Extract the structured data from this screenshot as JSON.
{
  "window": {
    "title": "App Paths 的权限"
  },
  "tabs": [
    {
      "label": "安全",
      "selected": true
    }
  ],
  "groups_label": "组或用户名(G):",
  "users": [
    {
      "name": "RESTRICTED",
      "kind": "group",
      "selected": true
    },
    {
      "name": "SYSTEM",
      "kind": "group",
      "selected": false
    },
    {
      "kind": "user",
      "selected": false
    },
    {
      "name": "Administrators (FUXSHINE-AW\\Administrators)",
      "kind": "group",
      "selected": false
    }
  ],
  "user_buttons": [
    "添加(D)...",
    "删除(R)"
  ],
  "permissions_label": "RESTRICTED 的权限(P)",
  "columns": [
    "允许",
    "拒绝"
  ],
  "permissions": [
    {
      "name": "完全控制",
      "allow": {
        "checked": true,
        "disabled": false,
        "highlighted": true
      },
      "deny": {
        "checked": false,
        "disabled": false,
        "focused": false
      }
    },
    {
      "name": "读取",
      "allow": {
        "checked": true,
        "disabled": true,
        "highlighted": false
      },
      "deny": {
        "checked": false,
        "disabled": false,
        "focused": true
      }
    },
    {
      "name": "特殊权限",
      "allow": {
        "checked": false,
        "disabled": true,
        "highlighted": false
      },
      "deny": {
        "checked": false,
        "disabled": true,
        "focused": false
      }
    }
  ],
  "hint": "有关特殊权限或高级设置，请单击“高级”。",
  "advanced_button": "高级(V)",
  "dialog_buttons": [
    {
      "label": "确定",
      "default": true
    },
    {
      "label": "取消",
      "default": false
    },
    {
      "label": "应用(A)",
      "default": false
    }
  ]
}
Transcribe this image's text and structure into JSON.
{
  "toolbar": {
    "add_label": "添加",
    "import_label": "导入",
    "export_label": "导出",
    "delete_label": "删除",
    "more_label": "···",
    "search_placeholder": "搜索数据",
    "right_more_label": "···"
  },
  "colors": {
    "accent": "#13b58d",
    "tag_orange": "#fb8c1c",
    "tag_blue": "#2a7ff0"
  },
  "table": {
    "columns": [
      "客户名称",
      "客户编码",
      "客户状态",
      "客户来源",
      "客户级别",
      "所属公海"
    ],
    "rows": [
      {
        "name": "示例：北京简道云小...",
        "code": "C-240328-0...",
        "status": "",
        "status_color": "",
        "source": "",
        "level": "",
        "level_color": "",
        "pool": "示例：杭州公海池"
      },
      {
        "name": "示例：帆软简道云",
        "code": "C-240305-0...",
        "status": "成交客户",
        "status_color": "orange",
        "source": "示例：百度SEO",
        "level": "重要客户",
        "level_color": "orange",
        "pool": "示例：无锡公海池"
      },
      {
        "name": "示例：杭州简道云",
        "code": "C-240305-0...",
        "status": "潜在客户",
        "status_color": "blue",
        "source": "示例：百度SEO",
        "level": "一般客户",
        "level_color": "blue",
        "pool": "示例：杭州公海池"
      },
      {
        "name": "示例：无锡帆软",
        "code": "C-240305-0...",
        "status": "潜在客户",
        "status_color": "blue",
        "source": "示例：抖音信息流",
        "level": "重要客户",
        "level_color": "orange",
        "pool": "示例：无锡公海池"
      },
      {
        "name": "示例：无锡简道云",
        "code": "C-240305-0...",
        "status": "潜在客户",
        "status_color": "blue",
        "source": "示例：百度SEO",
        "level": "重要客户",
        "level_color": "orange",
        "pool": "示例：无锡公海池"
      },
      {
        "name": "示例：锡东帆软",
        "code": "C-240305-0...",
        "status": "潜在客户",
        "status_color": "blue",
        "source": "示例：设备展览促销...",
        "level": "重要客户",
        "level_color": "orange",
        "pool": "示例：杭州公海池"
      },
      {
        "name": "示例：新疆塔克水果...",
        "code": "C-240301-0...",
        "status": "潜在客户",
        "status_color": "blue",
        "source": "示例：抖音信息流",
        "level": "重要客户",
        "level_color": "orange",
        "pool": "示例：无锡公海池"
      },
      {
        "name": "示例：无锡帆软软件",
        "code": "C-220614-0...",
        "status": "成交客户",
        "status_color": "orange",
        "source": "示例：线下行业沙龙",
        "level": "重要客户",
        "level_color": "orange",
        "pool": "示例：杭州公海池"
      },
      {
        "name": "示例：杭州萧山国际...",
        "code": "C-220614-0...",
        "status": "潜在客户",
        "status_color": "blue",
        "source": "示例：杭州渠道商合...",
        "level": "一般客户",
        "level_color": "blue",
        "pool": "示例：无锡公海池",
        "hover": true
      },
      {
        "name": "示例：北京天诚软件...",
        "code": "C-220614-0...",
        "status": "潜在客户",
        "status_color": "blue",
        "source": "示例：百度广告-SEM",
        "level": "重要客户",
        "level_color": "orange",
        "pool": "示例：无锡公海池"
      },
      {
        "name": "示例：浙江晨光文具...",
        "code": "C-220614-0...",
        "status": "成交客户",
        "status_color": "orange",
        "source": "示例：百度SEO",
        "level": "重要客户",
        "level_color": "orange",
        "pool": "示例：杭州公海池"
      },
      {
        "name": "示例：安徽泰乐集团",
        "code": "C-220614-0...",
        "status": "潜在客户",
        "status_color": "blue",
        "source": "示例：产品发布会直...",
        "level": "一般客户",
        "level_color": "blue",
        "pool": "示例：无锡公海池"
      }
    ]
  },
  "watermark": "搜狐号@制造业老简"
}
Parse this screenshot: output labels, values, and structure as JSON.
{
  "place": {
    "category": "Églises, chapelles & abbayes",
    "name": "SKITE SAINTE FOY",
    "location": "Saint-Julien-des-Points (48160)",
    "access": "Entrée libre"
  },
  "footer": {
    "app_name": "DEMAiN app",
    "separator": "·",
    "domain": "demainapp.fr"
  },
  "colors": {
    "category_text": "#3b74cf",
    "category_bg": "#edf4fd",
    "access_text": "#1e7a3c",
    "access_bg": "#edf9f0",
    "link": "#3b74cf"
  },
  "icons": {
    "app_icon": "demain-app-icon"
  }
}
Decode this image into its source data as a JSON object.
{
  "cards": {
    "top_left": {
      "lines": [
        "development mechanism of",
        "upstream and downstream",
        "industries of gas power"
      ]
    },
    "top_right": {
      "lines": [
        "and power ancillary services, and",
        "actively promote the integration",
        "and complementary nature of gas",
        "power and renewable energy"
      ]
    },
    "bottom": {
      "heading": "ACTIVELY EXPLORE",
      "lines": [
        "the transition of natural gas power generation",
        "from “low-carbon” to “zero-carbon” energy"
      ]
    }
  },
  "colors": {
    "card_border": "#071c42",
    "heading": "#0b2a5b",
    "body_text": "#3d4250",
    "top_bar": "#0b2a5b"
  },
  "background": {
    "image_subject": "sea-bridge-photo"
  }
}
■ ■ ■
STATED GOAL - Identify the lines above with the word "this". Copy them.

OUTPUT OF THE TASK -
Extract the structured data from this screenshot as JSON.
Transcribe this image's text and structure into JSON.
Parse this screenshot: output labels, values, and structure as JSON.
Decode this image into its source data as a JSON object.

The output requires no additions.